_Dataset:_
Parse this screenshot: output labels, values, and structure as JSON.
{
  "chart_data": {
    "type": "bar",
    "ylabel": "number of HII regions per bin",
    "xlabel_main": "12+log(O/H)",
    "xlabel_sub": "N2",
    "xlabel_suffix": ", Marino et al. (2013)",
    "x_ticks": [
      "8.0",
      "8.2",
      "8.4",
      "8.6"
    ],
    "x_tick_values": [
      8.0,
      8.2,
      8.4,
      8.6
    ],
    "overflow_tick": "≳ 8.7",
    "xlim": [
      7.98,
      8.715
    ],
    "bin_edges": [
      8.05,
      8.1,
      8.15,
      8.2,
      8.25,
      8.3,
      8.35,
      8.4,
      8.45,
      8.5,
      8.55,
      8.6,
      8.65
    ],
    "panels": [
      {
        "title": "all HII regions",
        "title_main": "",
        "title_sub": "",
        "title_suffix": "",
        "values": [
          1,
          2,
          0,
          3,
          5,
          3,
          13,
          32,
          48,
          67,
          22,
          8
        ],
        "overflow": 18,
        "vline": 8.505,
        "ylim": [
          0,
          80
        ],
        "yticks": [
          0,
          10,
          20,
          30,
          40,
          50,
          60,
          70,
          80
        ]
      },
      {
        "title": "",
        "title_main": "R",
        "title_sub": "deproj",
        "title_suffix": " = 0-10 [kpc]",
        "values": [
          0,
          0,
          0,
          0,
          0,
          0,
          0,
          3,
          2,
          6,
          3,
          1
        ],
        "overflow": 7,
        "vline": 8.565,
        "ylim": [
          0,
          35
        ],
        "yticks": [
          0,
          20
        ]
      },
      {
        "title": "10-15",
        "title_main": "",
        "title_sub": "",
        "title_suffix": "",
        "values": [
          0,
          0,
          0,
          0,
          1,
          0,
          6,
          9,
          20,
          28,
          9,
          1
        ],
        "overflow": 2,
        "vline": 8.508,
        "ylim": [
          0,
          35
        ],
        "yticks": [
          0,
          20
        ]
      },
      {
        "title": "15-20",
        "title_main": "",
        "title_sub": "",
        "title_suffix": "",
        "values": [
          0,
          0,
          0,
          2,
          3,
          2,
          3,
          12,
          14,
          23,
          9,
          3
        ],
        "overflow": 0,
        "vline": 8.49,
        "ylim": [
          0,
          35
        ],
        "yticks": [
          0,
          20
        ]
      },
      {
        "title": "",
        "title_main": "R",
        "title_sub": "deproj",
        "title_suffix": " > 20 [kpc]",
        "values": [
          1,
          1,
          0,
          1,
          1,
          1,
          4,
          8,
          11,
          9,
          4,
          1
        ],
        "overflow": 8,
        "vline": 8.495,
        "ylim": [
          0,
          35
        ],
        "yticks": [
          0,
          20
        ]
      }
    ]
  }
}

_The task:_ Word for word, write out all of the data above.

_Result:_
Parse this screenshot: output labels, values, and structure as JSON.
{
  "chart_data": {
    "type": "bar",
    "ylabel": "number of HII regions per bin",
    "xlabel_main": "12+log(O/H)",
    "xlabel_sub": "N2",
    "xlabel_suffix": ", Marino et al. (2013)",
    "x_ticks": [
      "8.0",
      "8.2",
      "8.4",
      "8.6"
    ],
    "x_tick_values": [
      8.0,
      8.2,
      8.4,
      8.6
    ],
    "overflow_tick": "≳ 8.7",
    "xlim": [
      7.98,
      8.715
    ],
    "bin_edges": [
      8.05,
      8.1,
      8.15,
      8.2,
      8.25,
      8.3,
      8.35,
      8.4,
      8.45,
      8.5,
      8.55,
      8.6,
      8.65
    ],
    "panels": [
      {
        "title": "all HII regions",
        "title_main": "",
        "title_sub": "",
        "title_suffix": "",
        "values": [
          1,
          2,
          0,
          3,
          5,
          3,
          13,
          32,
          48,
          67,
          22,
          8
        ],
        "overflow": 18,
        "vline": 8.505,
        "ylim": [
          0,
          80
        ],
        "yticks": [
          0,
          10,
          20,
          30,
          40,
          50,
          60,
          70,
          80
        ]
      },
      {
        "title": "",
        "title_main": "R",
        "title_sub": "deproj",
        "title_suffix": " = 0-10 [kpc]",
        "values": [
          0,
          0,
          0,
          0,
          0,
          0,
          0,
          3,
          2,
          6,
          3,
          1
        ],
        "overflow": 7,
        "vline": 8.565,
        "ylim": [
          0,
          35
        ],
        "yticks": [
          0,
          20
        ]
      },
      {
        "title": "10-15",
        "title_main": "",
        "title_sub": "",
        "title_suffix": "",
        "values": [
          0,
          0,
          0,
          0,
          1,
          0,
          6,
          9,
          20,
          28,
          9,
          1
        ],
        "overflow": 2,
        "vline": 8.508,
        "ylim": [
          0,
          35
        ],
        "yticks": [
          0,
          20
        ]
      },
      {
        "title": "15-20",
        "title_main": "",
        "title_sub": "",
        "title_suffix": "",
        "values": [
          0,
          0,
          0,
          2,
          3,
          2,
          3,
          12,
          14,
          23,
          9,
          3
        ],
        "overflow": 0,
        "vline": 8.49,
        "ylim": [
          0,
          35
        ],
        "yticks": [
          0,
          20
        ]
      },
      {
        "title": "",
        "title_main": "R",
        "title_sub": "deproj",
        "title_suffix": " > 20 [kpc]",
        "values": [
          1,
          1,
          0,
          1,
          1,
          1,
          4,
          8,
          11,
          9,
          4,
          1
        ],
        "overflow": 8,
        "vline": 8.495,
        "ylim": [
          0,
          35
        ],
        "yticks": [
          0,
          20
        ]
      }
    ]
  }
}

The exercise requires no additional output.